**Stated goal**.
Reproduce all entries verbatim, with nothing added or dropped.

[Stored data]

** Start **

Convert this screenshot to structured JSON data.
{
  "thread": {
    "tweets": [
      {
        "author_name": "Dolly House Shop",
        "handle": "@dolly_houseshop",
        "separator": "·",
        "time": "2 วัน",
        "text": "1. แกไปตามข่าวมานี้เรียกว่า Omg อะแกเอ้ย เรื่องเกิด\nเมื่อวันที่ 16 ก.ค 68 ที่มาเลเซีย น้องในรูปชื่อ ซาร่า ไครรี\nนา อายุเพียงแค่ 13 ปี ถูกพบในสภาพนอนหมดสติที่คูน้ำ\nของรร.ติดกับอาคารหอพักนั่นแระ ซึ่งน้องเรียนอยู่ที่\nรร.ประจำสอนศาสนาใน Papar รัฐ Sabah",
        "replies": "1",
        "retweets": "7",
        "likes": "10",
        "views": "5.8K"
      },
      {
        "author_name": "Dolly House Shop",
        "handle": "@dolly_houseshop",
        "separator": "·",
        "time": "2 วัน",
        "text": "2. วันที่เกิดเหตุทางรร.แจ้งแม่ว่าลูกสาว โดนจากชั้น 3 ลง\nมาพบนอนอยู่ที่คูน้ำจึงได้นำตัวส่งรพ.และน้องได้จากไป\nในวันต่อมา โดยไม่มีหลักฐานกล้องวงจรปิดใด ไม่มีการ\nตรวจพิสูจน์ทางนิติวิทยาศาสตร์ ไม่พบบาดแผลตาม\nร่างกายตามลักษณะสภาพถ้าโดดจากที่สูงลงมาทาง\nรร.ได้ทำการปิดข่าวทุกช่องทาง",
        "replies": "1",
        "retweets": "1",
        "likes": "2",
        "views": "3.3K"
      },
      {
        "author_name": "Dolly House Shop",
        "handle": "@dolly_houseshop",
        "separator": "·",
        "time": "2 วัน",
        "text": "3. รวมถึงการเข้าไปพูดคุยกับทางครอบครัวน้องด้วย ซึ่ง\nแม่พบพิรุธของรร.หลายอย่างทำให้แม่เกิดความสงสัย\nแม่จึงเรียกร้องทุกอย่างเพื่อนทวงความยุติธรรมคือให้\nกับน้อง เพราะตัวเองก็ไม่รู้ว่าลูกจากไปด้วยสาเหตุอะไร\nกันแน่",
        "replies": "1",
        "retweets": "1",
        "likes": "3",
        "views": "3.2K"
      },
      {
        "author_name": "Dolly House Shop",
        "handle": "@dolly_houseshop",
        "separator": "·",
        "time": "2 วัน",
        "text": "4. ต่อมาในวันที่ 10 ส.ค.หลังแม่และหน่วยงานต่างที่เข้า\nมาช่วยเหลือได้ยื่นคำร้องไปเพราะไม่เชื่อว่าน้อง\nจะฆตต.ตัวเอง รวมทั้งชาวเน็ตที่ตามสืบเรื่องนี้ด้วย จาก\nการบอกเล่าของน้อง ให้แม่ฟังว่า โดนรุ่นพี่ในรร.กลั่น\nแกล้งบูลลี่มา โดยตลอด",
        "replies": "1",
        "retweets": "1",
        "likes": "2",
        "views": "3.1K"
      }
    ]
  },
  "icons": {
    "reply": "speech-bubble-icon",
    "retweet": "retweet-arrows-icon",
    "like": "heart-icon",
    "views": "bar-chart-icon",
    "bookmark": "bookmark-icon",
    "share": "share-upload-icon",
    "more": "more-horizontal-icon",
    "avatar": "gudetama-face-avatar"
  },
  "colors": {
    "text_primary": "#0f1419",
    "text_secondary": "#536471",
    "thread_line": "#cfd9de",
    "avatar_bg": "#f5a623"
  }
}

** End **

**Task answer**.
Convert this screenshot to structured JSON data.
{
  "thread": {
    "tweets": [
      {
        "author_name": "Dolly House Shop",
        "handle": "@dolly_houseshop",
        "separator": "·",
        "time": "2 วัน",
        "text": "1. แกไปตามข่าวมานี้เรียกว่า Omg อะแกเอ้ย เรื่องเกิด\nเมื่อวันที่ 16 ก.ค 68 ที่มาเลเซีย น้องในรูปชื่อ ซาร่า ไครรี\nนา อายุเพียงแค่ 13 ปี ถูกพบในสภาพนอนหมดสติที่คูน้ำ\nของรร.ติดกับอาคารหอพักนั่นแระ ซึ่งน้องเรียนอยู่ที่\nรร.ประจำสอนศาสนาใน Papar รัฐ Sabah",
        "replies": "1",
        "retweets": "7",
        "likes": "10",
        "views": "5.8K"
      },
      {
        "author_name": "Dolly House Shop",
        "handle": "@dolly_houseshop",
        "separator": "·",
        "time": "2 วัน",
        "text": "2. วันที่เกิดเหตุทางรร.แจ้งแม่ว่าลูกสาว โดนจากชั้น 3 ลง\nมาพบนอนอยู่ที่คูน้ำจึงได้นำตัวส่งรพ.และน้องได้จากไป\nในวันต่อมา โดยไม่มีหลักฐานกล้องวงจรปิดใด ไม่มีการ\nตรวจพิสูจน์ทางนิติวิทยาศาสตร์ ไม่พบบาดแผลตาม\nร่างกายตามลักษณะสภาพถ้าโดดจากที่สูงลงมาทาง\nรร.ได้ทำการปิดข่าวทุกช่องทาง",
        "replies": "1",
        "retweets": "1",
        "likes": "2",
        "views": "3.3K"
      },
      {
        "author_name": "Dolly House Shop",
        "handle": "@dolly_houseshop",
        "separator": "·",
        "time": "2 วัน",
        "text": "3. รวมถึงการเข้าไปพูดคุยกับทางครอบครัวน้องด้วย ซึ่ง\nแม่พบพิรุธของรร.หลายอย่างทำให้แม่เกิดความสงสัย\nแม่จึงเรียกร้องทุกอย่างเพื่อนทวงความยุติธรรมคือให้\nกับน้อง เพราะตัวเองก็ไม่รู้ว่าลูกจากไปด้วยสาเหตุอะไร\nกันแน่",
        "replies": "1",
        "retweets": "1",
        "likes": "3",
        "views": "3.2K"
      },
      {
        "author_name": "Dolly House Shop",
        "handle": "@dolly_houseshop",
        "separator": "·",
        "time": "2 วัน",
        "text": "4. ต่อมาในวันที่ 10 ส.ค.หลังแม่และหน่วยงานต่างที่เข้า\nมาช่วยเหลือได้ยื่นคำร้องไปเพราะไม่เชื่อว่าน้อง\nจะฆตต.ตัวเอง รวมทั้งชาวเน็ตที่ตามสืบเรื่องนี้ด้วย จาก\nการบอกเล่าของน้อง ให้แม่ฟังว่า โดนรุ่นพี่ในรร.กลั่น\nแกล้งบูลลี่มา โดยตลอด",
        "replies": "1",
        "retweets": "1",
        "likes": "2",
        "views": "3.1K"
      }
    ]
  },
  "icons": {
    "reply": "speech-bubble-icon",
    "retweet": "retweet-arrows-icon",
    "like": "heart-icon",
    "views": "bar-chart-icon",
    "bookmark": "bookmark-icon",
    "share": "share-upload-icon",
    "more": "more-horizontal-icon",
    "avatar": "gudetama-face-avatar"
  },
  "colors": {
    "text_primary": "#0f1419",
    "text_secondary": "#536471",
    "thread_line": "#cfd9de",
    "avatar_bg": "#f5a623"
  }
}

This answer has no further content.